Items listed in a dataset -
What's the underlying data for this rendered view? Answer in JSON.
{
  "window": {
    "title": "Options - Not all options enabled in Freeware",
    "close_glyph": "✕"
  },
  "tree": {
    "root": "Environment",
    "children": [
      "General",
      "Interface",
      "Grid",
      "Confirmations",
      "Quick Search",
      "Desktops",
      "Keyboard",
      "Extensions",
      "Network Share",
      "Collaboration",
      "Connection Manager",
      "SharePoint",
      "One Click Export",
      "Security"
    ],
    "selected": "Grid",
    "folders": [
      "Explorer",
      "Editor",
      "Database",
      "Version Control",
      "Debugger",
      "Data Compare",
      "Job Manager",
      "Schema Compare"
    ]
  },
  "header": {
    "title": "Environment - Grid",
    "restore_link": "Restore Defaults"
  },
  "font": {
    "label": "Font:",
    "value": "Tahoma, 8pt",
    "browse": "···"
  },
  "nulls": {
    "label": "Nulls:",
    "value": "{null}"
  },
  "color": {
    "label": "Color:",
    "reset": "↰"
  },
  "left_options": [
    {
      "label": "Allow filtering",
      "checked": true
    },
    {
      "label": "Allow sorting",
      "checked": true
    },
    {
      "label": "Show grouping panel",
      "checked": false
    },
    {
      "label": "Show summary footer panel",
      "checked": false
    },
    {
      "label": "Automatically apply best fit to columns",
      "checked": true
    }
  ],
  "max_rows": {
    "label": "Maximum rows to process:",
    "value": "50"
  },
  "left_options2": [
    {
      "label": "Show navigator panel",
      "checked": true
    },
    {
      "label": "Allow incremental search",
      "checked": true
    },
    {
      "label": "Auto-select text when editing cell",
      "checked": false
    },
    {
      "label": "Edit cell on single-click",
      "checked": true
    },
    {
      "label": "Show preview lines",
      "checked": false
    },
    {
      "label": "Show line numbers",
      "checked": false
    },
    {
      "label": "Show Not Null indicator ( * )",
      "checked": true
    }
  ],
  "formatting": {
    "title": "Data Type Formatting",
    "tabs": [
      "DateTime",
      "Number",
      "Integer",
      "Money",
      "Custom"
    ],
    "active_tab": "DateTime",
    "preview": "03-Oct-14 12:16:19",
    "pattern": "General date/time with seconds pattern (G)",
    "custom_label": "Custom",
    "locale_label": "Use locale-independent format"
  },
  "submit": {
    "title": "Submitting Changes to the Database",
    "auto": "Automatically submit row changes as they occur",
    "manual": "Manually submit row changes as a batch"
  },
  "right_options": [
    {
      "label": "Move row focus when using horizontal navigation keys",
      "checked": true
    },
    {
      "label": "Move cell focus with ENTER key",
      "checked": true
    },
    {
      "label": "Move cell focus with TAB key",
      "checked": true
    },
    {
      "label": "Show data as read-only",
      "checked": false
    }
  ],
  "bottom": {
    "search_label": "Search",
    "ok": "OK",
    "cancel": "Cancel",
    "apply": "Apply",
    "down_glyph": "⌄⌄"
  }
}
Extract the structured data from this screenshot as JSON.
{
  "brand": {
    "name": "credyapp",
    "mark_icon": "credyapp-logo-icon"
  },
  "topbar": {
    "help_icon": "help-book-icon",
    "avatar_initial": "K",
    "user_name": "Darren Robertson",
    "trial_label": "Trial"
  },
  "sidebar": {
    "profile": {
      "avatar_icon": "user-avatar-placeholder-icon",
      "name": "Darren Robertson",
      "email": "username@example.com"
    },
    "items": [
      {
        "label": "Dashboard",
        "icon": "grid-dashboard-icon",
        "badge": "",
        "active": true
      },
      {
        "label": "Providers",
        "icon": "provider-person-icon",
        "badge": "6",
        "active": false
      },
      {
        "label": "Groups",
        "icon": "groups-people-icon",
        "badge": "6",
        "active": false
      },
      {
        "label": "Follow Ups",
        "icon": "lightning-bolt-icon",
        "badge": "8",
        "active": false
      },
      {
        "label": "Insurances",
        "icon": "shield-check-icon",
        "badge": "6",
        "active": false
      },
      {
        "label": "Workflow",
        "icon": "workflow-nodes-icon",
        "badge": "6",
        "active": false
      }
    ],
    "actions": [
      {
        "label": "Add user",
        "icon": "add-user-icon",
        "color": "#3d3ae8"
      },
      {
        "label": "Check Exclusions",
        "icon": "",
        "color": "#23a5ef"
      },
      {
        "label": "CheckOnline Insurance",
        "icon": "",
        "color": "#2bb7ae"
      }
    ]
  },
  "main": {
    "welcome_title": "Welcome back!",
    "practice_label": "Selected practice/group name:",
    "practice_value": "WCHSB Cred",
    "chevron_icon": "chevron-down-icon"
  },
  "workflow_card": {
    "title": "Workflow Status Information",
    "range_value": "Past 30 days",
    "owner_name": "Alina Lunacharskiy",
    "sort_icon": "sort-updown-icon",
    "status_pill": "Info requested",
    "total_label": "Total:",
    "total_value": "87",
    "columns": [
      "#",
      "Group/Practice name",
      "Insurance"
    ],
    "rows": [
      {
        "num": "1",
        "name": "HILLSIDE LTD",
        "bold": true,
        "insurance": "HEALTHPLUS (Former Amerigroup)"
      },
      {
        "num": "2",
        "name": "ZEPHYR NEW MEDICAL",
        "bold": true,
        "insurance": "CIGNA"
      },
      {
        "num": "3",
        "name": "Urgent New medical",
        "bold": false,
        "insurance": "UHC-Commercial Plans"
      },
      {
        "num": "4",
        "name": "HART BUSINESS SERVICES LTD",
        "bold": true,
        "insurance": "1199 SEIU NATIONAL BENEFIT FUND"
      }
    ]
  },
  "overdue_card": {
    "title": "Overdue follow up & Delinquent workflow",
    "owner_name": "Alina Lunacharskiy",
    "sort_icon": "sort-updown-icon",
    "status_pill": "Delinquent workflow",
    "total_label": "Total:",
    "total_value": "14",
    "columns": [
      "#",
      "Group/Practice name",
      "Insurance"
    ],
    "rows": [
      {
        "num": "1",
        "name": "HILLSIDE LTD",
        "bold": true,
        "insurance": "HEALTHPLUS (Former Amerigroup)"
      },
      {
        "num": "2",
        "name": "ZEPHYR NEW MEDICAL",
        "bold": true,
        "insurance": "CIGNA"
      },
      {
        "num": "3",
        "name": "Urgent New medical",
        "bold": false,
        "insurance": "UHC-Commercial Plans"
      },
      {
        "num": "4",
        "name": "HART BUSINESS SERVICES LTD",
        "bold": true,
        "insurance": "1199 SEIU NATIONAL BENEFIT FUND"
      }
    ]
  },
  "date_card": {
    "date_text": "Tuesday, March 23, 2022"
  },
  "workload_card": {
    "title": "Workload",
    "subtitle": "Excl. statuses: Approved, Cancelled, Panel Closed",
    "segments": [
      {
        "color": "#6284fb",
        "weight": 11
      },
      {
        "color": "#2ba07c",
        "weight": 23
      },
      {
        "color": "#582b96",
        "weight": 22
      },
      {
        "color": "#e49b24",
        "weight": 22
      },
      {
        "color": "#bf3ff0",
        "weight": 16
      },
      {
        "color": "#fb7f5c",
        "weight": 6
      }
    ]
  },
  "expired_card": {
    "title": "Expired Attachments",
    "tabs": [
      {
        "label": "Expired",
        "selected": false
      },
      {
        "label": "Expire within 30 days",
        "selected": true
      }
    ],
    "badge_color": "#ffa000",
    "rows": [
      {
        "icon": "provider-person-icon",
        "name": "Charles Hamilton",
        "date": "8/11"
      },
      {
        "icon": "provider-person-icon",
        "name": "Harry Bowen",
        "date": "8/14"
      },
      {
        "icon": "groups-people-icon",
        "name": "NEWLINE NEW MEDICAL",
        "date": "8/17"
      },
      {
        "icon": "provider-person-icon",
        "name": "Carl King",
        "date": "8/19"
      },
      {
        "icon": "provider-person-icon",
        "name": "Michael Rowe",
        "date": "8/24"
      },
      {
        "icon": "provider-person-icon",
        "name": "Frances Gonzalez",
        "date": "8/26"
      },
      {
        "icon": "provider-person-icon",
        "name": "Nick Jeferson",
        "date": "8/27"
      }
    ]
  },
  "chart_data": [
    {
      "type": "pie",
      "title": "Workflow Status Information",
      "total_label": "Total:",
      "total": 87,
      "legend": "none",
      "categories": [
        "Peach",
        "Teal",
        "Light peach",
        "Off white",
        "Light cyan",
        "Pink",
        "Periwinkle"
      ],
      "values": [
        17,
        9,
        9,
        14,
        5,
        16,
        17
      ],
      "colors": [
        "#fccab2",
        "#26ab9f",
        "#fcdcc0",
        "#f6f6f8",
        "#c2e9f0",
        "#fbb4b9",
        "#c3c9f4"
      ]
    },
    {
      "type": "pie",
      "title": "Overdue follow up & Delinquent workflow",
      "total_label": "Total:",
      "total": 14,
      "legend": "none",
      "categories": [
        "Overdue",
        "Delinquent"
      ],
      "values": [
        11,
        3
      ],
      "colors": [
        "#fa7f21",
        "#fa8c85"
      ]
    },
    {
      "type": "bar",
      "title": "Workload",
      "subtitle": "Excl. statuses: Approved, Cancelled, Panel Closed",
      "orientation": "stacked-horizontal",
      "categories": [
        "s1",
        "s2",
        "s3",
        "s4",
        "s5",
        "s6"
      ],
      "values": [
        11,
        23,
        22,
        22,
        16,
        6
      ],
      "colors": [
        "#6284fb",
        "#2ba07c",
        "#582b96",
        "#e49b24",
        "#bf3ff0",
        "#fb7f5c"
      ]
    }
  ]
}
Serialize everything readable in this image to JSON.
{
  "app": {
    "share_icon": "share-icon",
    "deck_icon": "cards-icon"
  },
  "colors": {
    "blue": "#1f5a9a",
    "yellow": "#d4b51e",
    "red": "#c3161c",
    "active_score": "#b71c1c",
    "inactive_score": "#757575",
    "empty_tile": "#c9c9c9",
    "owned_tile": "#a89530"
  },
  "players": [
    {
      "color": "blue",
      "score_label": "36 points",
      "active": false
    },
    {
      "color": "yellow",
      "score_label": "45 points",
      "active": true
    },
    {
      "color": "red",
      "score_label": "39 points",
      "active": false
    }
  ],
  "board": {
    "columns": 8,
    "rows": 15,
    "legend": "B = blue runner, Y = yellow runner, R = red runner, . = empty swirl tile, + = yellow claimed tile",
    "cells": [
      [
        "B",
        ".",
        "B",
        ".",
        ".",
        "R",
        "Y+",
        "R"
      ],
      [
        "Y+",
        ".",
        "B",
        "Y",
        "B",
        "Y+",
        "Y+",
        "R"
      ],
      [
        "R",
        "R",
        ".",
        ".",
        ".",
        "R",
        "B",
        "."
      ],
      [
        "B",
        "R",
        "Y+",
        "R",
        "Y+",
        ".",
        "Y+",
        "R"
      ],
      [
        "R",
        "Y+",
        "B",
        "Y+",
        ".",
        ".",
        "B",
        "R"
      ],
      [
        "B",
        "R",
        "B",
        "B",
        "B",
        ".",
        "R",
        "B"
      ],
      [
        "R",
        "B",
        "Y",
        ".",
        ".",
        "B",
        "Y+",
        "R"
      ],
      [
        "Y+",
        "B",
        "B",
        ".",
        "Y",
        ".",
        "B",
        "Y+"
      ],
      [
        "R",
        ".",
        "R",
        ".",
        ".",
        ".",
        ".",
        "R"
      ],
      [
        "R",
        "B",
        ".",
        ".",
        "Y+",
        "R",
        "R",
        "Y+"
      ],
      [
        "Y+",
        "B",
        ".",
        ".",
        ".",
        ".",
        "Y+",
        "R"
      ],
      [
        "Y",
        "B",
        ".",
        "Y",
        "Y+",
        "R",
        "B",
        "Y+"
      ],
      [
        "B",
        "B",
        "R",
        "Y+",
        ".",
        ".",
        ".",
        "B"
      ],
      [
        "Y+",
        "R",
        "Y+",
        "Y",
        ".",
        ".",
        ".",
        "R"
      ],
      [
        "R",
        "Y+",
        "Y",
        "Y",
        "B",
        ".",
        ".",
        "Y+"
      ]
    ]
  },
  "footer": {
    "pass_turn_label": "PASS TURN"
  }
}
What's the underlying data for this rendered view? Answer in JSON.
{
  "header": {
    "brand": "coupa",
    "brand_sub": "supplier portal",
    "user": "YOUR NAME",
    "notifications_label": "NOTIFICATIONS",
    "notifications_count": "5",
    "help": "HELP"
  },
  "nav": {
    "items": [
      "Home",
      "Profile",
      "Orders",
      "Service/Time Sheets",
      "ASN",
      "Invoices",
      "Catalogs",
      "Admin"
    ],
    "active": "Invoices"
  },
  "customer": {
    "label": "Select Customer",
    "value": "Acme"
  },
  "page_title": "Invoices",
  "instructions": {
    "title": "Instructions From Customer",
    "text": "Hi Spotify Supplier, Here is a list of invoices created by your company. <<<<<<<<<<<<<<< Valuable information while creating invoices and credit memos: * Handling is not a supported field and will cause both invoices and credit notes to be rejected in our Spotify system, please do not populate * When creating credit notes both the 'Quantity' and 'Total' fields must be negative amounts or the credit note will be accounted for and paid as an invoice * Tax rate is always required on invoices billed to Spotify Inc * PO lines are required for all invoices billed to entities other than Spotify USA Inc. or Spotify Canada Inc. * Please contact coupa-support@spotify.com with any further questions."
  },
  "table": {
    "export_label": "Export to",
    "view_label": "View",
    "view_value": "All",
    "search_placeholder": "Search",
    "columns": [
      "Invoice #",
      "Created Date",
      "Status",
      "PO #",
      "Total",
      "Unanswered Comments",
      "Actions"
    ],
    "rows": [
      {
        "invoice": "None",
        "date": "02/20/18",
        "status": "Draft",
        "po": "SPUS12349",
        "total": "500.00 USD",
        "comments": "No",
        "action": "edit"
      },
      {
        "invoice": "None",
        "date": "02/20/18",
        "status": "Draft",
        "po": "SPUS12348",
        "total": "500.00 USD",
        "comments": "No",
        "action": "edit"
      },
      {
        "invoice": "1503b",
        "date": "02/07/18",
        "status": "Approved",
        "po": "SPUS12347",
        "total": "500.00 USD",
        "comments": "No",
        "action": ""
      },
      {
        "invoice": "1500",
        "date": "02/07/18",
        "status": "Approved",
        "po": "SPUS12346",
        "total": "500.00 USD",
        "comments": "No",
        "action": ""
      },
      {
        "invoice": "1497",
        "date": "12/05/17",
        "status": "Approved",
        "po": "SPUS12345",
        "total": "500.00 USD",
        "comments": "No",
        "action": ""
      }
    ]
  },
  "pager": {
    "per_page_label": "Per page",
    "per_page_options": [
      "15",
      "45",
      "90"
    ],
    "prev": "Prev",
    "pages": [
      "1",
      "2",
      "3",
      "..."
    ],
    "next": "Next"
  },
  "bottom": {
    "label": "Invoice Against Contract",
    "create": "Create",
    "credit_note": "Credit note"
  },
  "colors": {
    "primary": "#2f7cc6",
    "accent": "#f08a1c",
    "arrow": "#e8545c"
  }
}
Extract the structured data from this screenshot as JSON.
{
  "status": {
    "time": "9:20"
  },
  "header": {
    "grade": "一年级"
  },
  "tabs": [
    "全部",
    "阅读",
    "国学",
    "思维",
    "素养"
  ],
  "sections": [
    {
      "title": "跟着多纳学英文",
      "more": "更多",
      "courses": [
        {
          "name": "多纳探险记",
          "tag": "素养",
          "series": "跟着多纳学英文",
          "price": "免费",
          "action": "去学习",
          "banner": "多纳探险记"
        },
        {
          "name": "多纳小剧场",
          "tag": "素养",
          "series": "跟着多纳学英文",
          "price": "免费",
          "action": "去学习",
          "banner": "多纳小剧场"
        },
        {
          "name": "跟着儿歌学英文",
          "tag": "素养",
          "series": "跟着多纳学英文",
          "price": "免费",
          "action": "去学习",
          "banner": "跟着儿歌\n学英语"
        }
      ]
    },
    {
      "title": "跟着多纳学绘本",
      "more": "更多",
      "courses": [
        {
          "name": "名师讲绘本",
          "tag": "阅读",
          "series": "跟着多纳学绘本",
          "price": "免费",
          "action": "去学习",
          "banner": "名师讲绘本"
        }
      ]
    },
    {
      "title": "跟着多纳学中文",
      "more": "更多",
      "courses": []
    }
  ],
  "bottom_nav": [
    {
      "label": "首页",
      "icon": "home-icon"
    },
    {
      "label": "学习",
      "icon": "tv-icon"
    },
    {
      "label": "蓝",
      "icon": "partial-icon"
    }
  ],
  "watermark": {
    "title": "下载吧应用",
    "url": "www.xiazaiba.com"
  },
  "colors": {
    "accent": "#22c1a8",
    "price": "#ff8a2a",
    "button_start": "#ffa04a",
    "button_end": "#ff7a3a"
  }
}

The task - Where a line in the entries holds the word "note", copy that line.

Solution to the exercise -
    "text": "Hi Spotify Supplier, Here is a list of invoices created by your company. <<<<<<<<<<<<<<< Valuable information while creating invoices and credit memos: * Handling is not a supported field and will cause both invoices and credit notes to be rejected in our Spotify system, please do not populate * When creating credit notes both the 'Quantity' and 'Total' fields must be negative amounts or the credit note will be accounted for and paid as an invoice * Tax rate is always required on invoices billed to Spotify Inc * PO lines are required for all invoices billed to entities other than Spotify USA Inc. or Spotify Canada Inc. * Please contact coupa-support@spotify.com with any further questions."
    "credit_note": "Credit note"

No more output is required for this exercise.